EXTRACTED TEXT:
>>

VALI/src/TC/src/CudaUtils.cpp:32 CUDA error: CUDA_ERROR_NOT_INITIALIZED initialization error

tianyan01 commented 1 month ago

Hi, I use VALI in a torch training task. Here's my test code(need to modify the video's url):

import PyNvCodec as nvc
import numpy as np
import torch
import os
import random
from torch.utils.data.distributed import DistributedSampler
from torch.utils.data import DataLoader

def pynv_read_video(pyDec, frame_indice, gpu_id):
    # GPU-accelerated converter
    pyCvt = nvc.PySurfaceConverter(
        pyDec.Format(),
        nvc.PixelFormat.RGB,
        gpu_id=gpu_id
    )

    # Colorspace conversion context
    cc_ctx = nvc.ColorspaceConversionContext(
        pyDec.ColorSpace(),
        pyDec.ColorRange()
    )

    # GPU-accelerated Surface downloader
    pyDwn = nvc.PySurfaceDownloader(
        gpu_id=gpu_id
    )

    # Raw decoded Surface
    surf_src = nvc.Surface.Make(
        format=pyDec.Format(),
        width=pyDec.Width(),
        height=pyDec.Height(),
        gpu_id=gpu_id
    )

    # Raw Surface, converted to RGB
    surf_dst = nvc.Surface.Make(
        format=nvc.PixelFormat.RGB,
        width=pyDec.Width(),
        height=pyDec.Height(),
        gpu_id=gpu_id
    )

    # Numpy array which contains decoded RGB Surface
    frame = np.ndarray(
        dtype=np.uint8,
        shape=surf_dst.HostSize())

    video = []
    for idx in frame_indice:
        seek_ctx = nvc.SeekContext(seek_frame=idx)
        success, details = pyDec.DecodeSingleSurface(surf_src, seek_ctx=seek_ctx)

        # Convert tot RGB
        success, details = pyCvt.Run(surf_src, surf_dst, cc_ctx)

        # Copy pixels to numpy ndarray
        pyDwn.Run(surf_dst, frame)

        res_frame = np.reshape(
            frame,
            (pyDec.Height(), pyDec.Width(), 3))

        t = torch.Tensor(res_frame)
        video.append(t)
    video = torch.stack(video)
    return video

class MyDataset(torch.utils.data.Dataset):
    def __init__(self, path):
        """ init """
        self.rank = int(os.environ["LOCAL_RANK"])
        self.samples_num = 10
        self.path = path

    def read_video(self, num_frames):
        """ read video """
        # GPU-accelerated decoder
        pyDec = nvc.PyDecoder(
            self.path,
            {},
            self.rank,
        )
        total_frames = pyDec.NumFrames()
        # video_fps = pyDec.AvgFramerate()

<<

PROBLEMS:
A – In the VALI issue above, how could the paragraph beginning "Hi, I use VALI in a torch training task" be rewritten more briefly while keeping its main facts?
B – In the VALI issue above, what value does the dataset's `__init__` method assign to `self.samples_num`?
C – Continue the VALI issue from the point where it stops.

INFORMATION PROVIDED:
>>

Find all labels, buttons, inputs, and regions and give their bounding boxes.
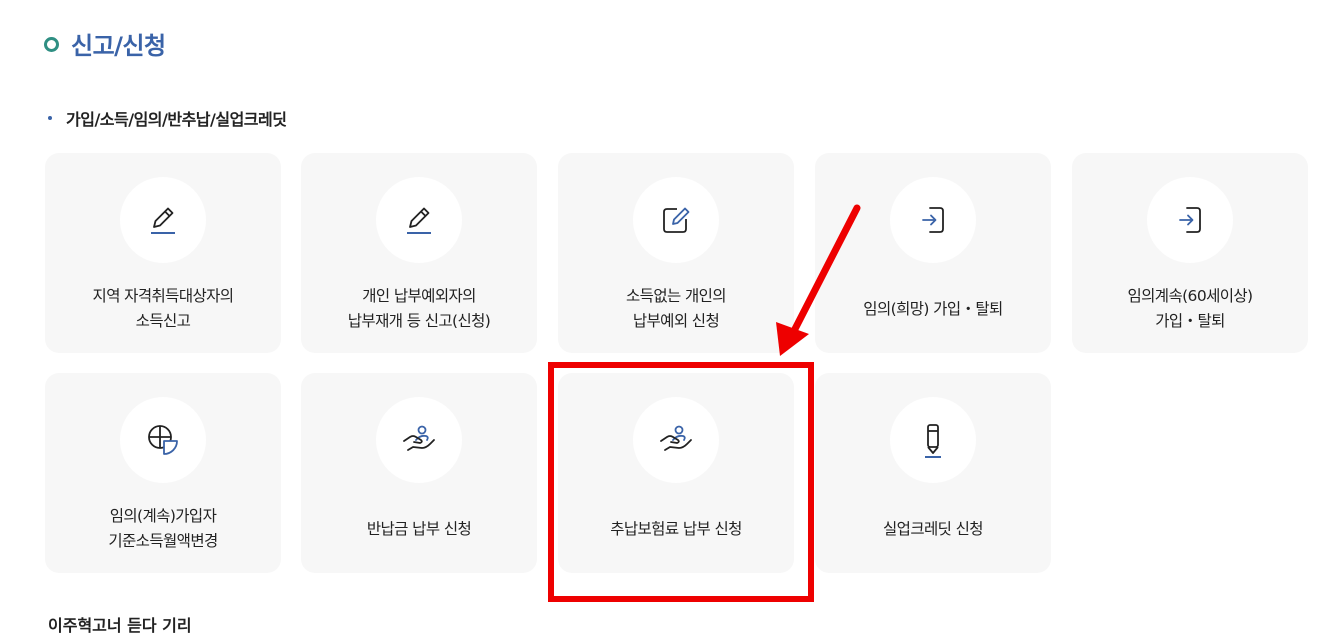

<<

ANSWERS FOR THE EXERCISE:
A – The poster uses VALI in a torch training task and shares test code, noting that the video's URL must be changed.

B – It is set to 10.

C –
        frame_indice = np.linspace(0, total_frames - 1, num_frames, dtype=int)
        video = pynv_read_video(pyDec, frame_indice, self.rank)
        return video

    def __getitem__(self, index):
        """ get item """
        try:
            video = self.read_video(10)
            return video
        except Exception as e:
            print(f"Error {e}")

    def __len__(self):
        """len"""
        return self.samples_num

def seed_worker(worker_id):
    """ seed worker """
    worker_seed = 1024
    np.random.seed(worker_seed)
    torch.manual_seed(worker_seed)
    random.seed(worker_seed)

url = "/path/to/test.mp4"
my_dataset = MyDataset(url)
sampler = DistributedSampler(
    my_dataset, 
    num_replicas=8, 
    rank=my_dataset.rank, 
    shuffle=False
)
my_dataloader = DataLoader(
    my_dataset,
    batch_size=1,
    sampler=sampler,
    worker_init_fn=seed_worker,
    drop_last=False,
    pin_memory=True,
    num_workers=8,
)
dataloader_iter = iter(my_dataloader)
video = next(dataloader_iter)
print(my_dataset.rank, video.shape)

It send me an error: VALI/src/TC/src/CudaUtils.cpp:32 CUDA error: CUDA_ERROR_NOT_INITIALIZED initialization error. How to fix it? Thanks!

RomanArzumanyan commented 1 month ago

Hi @tianyan01

Can you run samples or unit tests ?

tianyan01 commented 1 month ago

Hi @tianyan01

Can you run samples or unit tests ?

I can run unit test.But when I wrap it with torch's dataset and dataloader, it can't run.

RomanArzumanyan commented 1 month ago

@tianyan01

Most probably something is going on with the script, not the VALI itself. E. g. torch does something to CUDA runtime. The only thing I can recommend you is to simplify your app step by step until you are able to run it and isolate the culprit.

In order to find and fix the VALI bug I need an MVP, not he whole user script.

P. S. Please don't use PyDecoder.Seek method to shuffle the frames. Seek is costly operation. Just decode Surfaces one by one and shuffle your video list container.

tianyan01 commented 1 month ago

@RomanArzumanyan Thanks!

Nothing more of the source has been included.